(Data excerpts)
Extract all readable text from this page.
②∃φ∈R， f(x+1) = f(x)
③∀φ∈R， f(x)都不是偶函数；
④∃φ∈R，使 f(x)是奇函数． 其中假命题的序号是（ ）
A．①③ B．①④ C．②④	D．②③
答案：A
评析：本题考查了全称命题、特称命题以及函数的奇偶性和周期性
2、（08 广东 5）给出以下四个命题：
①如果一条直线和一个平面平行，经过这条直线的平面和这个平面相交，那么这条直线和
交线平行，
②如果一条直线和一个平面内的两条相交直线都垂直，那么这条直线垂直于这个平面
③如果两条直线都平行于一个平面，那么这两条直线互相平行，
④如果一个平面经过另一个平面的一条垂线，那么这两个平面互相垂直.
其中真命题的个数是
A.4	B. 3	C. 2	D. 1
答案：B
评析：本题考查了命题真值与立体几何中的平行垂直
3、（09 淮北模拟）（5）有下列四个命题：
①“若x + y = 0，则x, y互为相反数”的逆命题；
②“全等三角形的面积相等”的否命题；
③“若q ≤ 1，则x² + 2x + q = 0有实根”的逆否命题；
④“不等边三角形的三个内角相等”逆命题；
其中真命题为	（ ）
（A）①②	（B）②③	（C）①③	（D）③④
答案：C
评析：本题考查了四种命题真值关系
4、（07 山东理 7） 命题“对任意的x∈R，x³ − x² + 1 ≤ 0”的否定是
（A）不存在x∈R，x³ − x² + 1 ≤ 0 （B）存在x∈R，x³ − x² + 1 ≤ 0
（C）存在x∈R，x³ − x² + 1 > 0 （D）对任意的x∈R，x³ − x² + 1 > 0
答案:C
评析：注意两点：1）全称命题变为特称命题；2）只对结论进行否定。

EXERCISE OBJECTIVE »
Reproduce each line verbatim.

FULL OUTPUT »
Extract all readable text from this page.
②∃φ∈R， f(x+1) = f(x)
③∀φ∈R， f(x)都不是偶函数；
④∃φ∈R，使 f(x)是奇函数． 其中假命题的序号是（ ）
A．①③ B．①④ C．②④	D．②③
答案：A
评析：本题考查了全称命题、特称命题以及函数的奇偶性和周期性
2、（08 广东 5）给出以下四个命题：
①如果一条直线和一个平面平行，经过这条直线的平面和这个平面相交，那么这条直线和
交线平行，
②如果一条直线和一个平面内的两条相交直线都垂直，那么这条直线垂直于这个平面
③如果两条直线都平行于一个平面，那么这两条直线互相平行，
④如果一个平面经过另一个平面的一条垂线，那么这两个平面互相垂直.
其中真命题的个数是
A.4	B. 3	C. 2	D. 1
答案：B
评析：本题考查了命题真值与立体几何中的平行垂直
3、（09 淮北模拟）（5）有下列四个命题：
①“若x + y = 0，则x, y互为相反数”的逆命题；
②“全等三角形的面积相等”的否命题；
③“若q ≤ 1，则x² + 2x + q = 0有实根”的逆否命题；
④“不等边三角形的三个内角相等”逆命题；
其中真命题为	（ ）
（A）①②	（B）②③	（C）①③	（D）③④
答案：C
评析：本题考查了四种命题真值关系
4、（07 山东理 7） 命题“对任意的x∈R，x³ − x² + 1 ≤ 0”的否定是
（A）不存在x∈R，x³ − x² + 1 ≤ 0 （B）存在x∈R，x³ − x² + 1 ≤ 0
（C）存在x∈R，x³ − x² + 1 > 0 （D）对任意的x∈R，x³ − x² + 1 > 0
答案:C
评析：注意两点：1）全称命题变为特称命题；2）只对结论进行否定。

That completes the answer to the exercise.